_Prompt:_ Identify each line holding the string "delete" and copy it.

_Data entries:_
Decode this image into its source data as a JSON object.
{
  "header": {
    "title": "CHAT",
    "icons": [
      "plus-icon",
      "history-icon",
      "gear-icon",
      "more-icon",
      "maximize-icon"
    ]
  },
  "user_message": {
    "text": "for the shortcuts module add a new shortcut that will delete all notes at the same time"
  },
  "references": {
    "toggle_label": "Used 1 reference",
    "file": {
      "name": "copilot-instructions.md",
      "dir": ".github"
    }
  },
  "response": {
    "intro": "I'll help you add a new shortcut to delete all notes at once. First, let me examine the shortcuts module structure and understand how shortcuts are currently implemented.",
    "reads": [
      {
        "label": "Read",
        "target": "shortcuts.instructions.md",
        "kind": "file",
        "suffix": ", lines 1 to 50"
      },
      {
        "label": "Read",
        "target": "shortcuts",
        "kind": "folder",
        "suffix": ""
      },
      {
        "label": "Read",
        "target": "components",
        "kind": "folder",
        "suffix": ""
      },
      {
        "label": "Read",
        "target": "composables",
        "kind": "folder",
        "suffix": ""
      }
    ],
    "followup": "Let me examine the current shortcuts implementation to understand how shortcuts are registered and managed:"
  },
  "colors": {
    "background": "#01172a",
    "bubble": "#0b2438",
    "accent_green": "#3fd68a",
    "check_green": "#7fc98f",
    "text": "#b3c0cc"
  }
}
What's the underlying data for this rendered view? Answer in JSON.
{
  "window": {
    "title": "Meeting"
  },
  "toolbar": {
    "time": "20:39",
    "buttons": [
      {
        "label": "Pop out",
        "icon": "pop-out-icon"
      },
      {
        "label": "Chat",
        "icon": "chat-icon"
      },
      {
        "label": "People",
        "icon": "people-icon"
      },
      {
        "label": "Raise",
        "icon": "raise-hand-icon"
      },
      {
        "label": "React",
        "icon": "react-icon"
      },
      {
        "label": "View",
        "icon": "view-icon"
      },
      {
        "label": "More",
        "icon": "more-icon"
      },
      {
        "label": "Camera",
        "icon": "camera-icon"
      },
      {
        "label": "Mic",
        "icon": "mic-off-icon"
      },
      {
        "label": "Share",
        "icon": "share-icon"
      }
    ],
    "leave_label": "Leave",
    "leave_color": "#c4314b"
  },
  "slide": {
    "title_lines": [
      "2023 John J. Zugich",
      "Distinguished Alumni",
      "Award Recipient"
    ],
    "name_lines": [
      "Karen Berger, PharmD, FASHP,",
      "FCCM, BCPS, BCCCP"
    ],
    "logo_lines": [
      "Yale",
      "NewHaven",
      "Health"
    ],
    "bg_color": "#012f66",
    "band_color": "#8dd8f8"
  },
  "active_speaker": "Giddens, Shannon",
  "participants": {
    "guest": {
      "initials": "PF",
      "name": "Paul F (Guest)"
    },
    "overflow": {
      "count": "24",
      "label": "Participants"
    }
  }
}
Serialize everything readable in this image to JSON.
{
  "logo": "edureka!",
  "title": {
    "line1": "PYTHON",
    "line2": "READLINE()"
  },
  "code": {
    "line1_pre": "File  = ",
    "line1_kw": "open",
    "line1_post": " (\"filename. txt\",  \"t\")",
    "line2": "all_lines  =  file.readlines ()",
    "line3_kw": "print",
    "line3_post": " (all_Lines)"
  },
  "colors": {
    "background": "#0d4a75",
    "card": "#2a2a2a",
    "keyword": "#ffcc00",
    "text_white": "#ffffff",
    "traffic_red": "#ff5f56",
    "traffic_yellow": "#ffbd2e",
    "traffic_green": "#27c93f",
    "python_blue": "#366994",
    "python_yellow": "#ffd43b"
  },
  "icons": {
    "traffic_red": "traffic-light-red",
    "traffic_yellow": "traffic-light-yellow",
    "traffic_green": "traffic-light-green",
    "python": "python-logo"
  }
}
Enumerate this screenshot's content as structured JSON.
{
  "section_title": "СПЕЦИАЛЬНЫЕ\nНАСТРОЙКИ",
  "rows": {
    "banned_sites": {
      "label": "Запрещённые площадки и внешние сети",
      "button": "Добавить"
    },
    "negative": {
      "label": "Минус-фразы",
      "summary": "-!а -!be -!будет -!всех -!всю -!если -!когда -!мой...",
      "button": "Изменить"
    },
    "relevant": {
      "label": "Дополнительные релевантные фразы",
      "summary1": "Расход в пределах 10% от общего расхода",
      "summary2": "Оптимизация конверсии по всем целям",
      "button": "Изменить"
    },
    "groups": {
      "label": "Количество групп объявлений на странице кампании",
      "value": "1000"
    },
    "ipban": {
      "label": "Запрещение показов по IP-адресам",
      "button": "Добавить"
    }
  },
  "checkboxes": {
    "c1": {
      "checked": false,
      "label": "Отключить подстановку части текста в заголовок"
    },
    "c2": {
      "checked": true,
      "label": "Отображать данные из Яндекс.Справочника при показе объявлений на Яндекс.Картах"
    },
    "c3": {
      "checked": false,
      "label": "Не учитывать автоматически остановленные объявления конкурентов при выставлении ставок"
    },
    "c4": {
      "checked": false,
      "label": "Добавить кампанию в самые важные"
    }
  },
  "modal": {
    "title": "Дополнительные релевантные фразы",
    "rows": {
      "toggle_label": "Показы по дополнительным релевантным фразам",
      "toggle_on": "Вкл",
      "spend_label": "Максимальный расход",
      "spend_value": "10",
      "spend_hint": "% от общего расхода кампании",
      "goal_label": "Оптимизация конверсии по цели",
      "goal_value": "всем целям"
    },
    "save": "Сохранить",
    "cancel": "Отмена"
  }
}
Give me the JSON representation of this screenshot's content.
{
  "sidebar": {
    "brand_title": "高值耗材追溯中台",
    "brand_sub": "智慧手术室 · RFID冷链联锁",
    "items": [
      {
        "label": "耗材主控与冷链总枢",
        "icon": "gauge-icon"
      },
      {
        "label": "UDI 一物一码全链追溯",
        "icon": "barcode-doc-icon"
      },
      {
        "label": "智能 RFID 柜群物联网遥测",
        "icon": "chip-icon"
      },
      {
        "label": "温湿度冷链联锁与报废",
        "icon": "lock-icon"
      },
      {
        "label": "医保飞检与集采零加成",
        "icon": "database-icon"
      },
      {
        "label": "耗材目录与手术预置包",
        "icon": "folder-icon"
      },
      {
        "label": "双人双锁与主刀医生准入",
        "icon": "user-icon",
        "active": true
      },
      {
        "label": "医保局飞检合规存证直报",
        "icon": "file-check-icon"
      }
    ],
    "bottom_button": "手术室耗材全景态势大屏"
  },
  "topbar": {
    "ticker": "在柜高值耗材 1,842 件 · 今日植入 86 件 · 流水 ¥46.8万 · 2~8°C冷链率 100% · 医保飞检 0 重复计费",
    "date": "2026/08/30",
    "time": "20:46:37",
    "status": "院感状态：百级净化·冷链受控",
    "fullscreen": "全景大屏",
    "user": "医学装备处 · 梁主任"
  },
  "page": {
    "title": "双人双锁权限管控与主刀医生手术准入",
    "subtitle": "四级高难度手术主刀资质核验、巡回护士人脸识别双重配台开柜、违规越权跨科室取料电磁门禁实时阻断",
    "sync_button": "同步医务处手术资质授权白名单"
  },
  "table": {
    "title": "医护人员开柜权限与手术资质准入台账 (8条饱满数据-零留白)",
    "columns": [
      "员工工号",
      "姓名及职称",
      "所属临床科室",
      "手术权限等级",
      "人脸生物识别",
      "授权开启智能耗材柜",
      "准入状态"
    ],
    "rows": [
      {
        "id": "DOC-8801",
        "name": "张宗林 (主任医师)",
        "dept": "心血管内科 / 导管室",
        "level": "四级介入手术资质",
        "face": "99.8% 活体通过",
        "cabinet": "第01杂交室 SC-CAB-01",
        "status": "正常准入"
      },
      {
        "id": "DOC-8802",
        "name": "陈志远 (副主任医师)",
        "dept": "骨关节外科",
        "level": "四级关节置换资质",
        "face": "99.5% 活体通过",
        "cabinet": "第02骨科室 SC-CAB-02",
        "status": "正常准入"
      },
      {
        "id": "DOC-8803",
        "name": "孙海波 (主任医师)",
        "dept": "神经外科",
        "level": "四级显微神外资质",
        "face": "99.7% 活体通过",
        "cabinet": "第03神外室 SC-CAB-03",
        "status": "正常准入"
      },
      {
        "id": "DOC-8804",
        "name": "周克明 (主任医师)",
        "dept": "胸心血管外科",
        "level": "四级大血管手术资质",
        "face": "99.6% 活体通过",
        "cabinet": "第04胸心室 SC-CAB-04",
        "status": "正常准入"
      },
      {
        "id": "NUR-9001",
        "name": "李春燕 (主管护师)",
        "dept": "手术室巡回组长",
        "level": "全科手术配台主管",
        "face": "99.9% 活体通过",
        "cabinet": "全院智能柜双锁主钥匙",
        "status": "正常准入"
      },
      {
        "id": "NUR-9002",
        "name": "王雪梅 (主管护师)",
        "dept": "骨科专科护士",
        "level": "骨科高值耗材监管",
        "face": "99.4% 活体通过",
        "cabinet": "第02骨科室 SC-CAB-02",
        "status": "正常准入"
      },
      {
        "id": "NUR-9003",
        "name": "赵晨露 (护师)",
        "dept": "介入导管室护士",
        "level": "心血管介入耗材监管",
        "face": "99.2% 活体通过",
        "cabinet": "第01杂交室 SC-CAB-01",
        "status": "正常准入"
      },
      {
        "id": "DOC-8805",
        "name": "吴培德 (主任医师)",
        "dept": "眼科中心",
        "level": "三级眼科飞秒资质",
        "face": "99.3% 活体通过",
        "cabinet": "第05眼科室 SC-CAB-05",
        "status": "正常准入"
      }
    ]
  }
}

_Exercise solution:_
    "text": "for the shortcuts module add a new shortcut that will delete all notes at the same time"
    "intro": "I'll help you add a new shortcut to delete all notes at once. First, let me examine the shortcuts module structure and understand how shortcuts are currently implemented.",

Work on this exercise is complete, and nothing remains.